Without omitting anything, retype the data that follows.

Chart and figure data
::::
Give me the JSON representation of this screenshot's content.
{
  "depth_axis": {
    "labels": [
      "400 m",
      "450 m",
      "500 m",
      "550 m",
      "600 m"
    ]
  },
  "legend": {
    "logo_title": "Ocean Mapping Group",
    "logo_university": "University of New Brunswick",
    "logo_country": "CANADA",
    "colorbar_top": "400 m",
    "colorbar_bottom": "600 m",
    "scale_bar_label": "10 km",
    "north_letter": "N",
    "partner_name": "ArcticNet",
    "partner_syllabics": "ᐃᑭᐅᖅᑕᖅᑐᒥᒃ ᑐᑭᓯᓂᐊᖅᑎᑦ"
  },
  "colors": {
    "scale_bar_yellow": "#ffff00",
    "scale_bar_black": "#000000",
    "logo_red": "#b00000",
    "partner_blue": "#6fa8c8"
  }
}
::::
Answer below —
Give me the JSON representation of this screenshot's content.
{
  "depth_axis": {
    "labels": [
      "400 m",
      "450 m",
      "500 m",
      "550 m",
      "600 m"
    ]
  },
  "legend": {
    "logo_title": "Ocean Mapping Group",
    "logo_university": "University of New Brunswick",
    "logo_country": "CANADA",
    "colorbar_top": "400 m",
    "colorbar_bottom": "600 m",
    "scale_bar_label": "10 km",
    "north_letter": "N",
    "partner_name": "ArcticNet",
    "partner_syllabics": "ᐃᑭᐅᖅᑕᖅᑐᒥᒃ ᑐᑭᓯᓂᐊᖅᑎᑦ"
  },
  "colors": {
    "scale_bar_yellow": "#ffff00",
    "scale_bar_black": "#000000",
    "logo_red": "#b00000",
    "partner_blue": "#6fa8c8"
  }
}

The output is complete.